**Work to be completed**
Edit the entries below so that every "preset-label" becomes "preset-caption", and leave everything else unchanged. Omit the pictures from your answer.

**Material provided**
— start —

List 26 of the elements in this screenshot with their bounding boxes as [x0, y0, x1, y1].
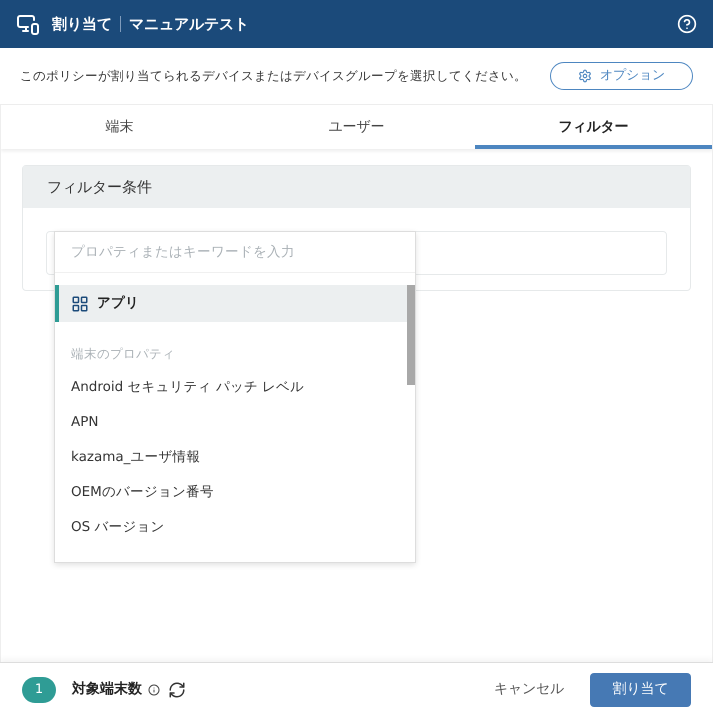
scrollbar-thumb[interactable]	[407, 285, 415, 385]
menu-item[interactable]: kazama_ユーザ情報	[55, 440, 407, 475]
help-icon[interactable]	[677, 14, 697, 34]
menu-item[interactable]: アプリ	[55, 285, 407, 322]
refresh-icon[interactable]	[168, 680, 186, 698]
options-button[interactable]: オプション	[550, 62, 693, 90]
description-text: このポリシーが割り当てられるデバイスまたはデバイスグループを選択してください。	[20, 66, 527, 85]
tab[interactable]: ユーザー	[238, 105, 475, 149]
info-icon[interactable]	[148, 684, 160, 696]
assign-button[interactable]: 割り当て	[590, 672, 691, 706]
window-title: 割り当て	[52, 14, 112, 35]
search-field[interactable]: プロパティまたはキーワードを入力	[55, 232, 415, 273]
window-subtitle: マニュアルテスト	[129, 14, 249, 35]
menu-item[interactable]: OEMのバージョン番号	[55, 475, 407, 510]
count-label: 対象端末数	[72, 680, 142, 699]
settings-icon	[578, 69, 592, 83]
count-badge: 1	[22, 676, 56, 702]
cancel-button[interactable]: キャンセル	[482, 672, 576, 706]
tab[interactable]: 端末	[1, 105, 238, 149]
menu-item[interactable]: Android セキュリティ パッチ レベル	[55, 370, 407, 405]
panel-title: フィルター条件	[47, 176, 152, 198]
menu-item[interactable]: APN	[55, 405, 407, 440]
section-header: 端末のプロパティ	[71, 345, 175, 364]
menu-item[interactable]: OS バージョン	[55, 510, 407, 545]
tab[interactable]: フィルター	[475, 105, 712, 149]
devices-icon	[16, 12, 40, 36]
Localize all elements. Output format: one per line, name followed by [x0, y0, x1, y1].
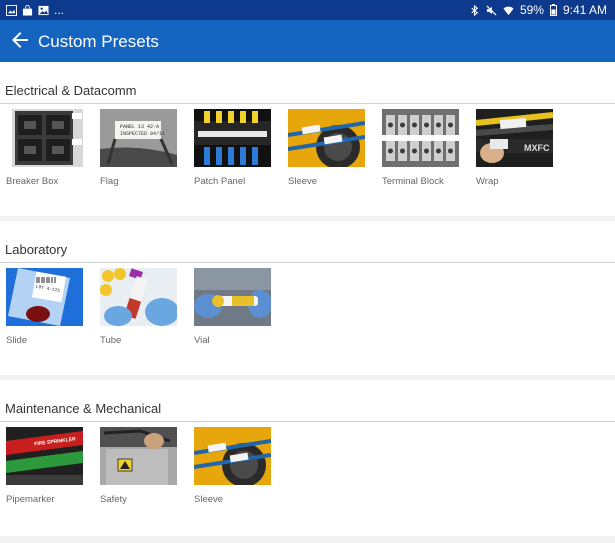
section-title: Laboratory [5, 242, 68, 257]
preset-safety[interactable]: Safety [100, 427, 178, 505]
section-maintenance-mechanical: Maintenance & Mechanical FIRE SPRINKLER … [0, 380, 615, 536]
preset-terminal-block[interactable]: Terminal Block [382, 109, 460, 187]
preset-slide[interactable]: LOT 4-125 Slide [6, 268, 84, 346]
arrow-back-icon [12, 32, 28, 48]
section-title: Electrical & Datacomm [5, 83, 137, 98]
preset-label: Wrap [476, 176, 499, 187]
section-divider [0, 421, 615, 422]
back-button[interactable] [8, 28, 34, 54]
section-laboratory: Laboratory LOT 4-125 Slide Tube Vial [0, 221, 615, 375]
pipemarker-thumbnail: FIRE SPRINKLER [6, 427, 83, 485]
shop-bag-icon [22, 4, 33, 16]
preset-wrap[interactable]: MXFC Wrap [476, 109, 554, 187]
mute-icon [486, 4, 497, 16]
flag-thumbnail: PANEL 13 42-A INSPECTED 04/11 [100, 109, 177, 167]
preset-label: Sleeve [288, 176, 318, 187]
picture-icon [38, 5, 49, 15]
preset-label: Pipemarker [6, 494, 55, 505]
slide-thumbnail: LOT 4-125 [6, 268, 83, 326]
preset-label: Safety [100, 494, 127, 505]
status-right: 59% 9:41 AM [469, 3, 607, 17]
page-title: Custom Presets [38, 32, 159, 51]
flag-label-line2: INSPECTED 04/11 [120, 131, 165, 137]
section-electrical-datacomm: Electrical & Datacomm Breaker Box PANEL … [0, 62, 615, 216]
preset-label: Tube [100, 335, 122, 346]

— end —

**Reply to the exercise**
List 26 of the elements in this screenshot with their bounding boxes as [x0, y0, x1, y1].
scrollbar-thumb[interactable]	[407, 285, 415, 385]
menu-item[interactable]: kazama_ユーザ情報	[55, 440, 407, 475]
help-icon[interactable]	[677, 14, 697, 34]
menu-item[interactable]: アプリ	[55, 285, 407, 322]
refresh-icon[interactable]	[168, 680, 186, 698]
options-button[interactable]: オプション	[550, 62, 693, 90]
description-text: このポリシーが割り当てられるデバイスまたはデバイスグループを選択してください。	[20, 66, 527, 85]
tab[interactable]: ユーザー	[238, 105, 475, 149]
info-icon[interactable]	[148, 684, 160, 696]
assign-button[interactable]: 割り当て	[590, 672, 691, 706]
window-title: 割り当て	[52, 14, 112, 35]
search-field[interactable]: プロパティまたはキーワードを入力	[55, 232, 415, 273]
window-subtitle: マニュアルテスト	[129, 14, 249, 35]
menu-item[interactable]: OEMのバージョン番号	[55, 475, 407, 510]
count-label: 対象端末数	[72, 680, 142, 699]
settings-icon	[578, 69, 592, 83]
count-badge: 1	[22, 676, 56, 702]
cancel-button[interactable]: キャンセル	[482, 672, 576, 706]
tab[interactable]: 端末	[1, 105, 238, 149]
menu-item[interactable]: Android セキュリティ パッチ レベル	[55, 370, 407, 405]
panel-title: フィルター条件	[47, 176, 152, 198]
menu-item[interactable]: APN	[55, 405, 407, 440]
section-header: 端末のプロパティ	[71, 345, 175, 364]
menu-item[interactable]: OS バージョン	[55, 510, 407, 545]
tab[interactable]: フィルター	[475, 105, 712, 149]
devices-icon	[16, 12, 40, 36]
Localize all elements. Output format: one per line, name followed by [x0, y0, x1, y1].
section-title: Laboratory [5, 242, 68, 257]
preset-safety[interactable]: Safety [100, 427, 178, 505]
section-maintenance-mechanical: Maintenance & Mechanical FIRE SPRINKLER … [0, 380, 615, 536]
preset-terminal-block[interactable]: Terminal Block [382, 109, 460, 187]
preset-slide[interactable]: LOT 4-125 Slide [6, 268, 84, 346]
arrow-back-icon [12, 32, 28, 48]
section-title: Electrical & Datacomm [5, 83, 137, 98]
preset-caption: Wrap [476, 176, 499, 187]
section-divider [0, 421, 615, 422]
back-button[interactable] [8, 28, 34, 54]
section-laboratory: Laboratory LOT 4-125 Slide Tube Vial [0, 221, 615, 375]
pipemarker-thumbnail: FIRE SPRINKLER [6, 427, 83, 485]
shop-bag-icon [22, 4, 33, 16]
preset-wrap[interactable]: MXFC Wrap [476, 109, 554, 187]
mute-icon [486, 4, 497, 16]
flag-thumbnail: PANEL 13 42-A INSPECTED 04/11 [100, 109, 177, 167]
preset-caption: Sleeve [288, 176, 318, 187]
picture-icon [38, 5, 49, 15]
preset-caption: Pipemarker [6, 494, 55, 505]
slide-thumbnail: LOT 4-125 [6, 268, 83, 326]
preset-caption: Safety [100, 494, 127, 505]
status-right: 59% 9:41 AM [469, 3, 607, 17]
page-title: Custom Presets [38, 32, 159, 51]
flag-label-line2: INSPECTED 04/11 [120, 131, 165, 137]
section-electrical-datacomm: Electrical & Datacomm Breaker Box PANEL … [0, 62, 615, 216]
preset-caption: Tube [100, 335, 122, 346]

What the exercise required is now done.